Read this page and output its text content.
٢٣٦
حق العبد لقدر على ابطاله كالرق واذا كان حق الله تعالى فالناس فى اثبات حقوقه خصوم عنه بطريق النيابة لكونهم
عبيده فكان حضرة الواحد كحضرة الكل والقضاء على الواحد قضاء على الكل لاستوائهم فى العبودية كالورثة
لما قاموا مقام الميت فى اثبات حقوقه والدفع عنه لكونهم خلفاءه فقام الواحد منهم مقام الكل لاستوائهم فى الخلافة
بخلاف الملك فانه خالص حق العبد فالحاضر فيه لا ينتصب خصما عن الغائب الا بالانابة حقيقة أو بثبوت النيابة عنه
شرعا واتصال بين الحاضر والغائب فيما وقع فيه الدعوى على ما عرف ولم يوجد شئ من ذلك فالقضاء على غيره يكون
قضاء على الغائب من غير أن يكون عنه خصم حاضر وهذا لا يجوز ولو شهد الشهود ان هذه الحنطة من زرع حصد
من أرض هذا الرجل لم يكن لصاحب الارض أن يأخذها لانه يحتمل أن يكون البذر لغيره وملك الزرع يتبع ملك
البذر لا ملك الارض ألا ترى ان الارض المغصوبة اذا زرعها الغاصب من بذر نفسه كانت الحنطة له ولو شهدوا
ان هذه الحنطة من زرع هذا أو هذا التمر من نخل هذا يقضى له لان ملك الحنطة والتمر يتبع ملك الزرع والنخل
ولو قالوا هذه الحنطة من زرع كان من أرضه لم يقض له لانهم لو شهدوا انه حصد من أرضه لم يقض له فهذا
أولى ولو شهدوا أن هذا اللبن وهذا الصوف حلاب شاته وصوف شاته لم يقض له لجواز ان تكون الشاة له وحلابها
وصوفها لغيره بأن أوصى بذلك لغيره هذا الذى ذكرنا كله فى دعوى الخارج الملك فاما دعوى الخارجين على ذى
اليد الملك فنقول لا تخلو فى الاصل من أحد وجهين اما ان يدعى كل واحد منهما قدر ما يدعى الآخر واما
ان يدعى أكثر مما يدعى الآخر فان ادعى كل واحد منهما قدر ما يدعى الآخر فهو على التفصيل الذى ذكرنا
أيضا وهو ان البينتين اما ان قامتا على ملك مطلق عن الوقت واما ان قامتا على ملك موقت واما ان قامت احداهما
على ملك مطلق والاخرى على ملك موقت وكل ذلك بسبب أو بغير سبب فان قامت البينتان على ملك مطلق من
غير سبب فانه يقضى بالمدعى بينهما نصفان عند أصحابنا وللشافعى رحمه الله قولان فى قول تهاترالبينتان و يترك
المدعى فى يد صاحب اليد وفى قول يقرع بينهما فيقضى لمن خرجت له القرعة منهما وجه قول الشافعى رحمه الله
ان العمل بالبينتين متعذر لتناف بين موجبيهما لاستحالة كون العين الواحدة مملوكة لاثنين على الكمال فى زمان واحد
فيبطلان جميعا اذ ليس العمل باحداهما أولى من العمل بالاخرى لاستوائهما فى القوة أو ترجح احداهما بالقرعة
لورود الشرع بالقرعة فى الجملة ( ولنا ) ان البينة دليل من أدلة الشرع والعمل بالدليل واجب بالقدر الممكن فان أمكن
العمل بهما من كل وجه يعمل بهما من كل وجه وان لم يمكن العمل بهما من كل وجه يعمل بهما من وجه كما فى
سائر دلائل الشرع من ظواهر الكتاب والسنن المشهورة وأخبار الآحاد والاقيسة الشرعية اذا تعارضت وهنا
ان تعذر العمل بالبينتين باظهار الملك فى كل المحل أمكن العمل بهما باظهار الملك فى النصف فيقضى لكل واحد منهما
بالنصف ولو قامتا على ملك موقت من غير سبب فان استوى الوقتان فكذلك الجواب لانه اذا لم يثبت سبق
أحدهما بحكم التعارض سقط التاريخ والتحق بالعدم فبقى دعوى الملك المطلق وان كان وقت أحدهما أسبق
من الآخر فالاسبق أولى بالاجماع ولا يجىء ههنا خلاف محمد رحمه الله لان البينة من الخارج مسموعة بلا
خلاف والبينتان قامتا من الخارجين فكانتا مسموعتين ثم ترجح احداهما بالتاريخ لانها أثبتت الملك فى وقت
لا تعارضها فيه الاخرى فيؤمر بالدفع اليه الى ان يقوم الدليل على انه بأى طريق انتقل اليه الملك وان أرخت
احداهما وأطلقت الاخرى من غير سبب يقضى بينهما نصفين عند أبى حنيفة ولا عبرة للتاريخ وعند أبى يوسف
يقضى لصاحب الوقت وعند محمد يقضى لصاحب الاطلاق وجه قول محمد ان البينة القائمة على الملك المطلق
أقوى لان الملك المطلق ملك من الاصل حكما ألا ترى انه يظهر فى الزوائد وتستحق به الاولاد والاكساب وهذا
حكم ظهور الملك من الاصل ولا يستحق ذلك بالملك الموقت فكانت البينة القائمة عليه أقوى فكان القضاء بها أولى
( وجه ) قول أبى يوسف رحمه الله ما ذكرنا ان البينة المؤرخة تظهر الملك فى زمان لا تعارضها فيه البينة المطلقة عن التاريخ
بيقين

******

_GOAL OF THE EXERCISE_:
Gather each line of the listing containing the word "القائمة" and show it.

_THE RESULT_:
يقضى لصاحب الوقت وعند محمد يقضى لصاحب الاطلاق وجه قول محمد ان البينة القائمة على الملك المطلق
حكم ظهور الملك من الاصل ولا يستحق ذلك بالملك الموقت فكانت البينة القائمة عليه أقوى فكان القضاء بها أولى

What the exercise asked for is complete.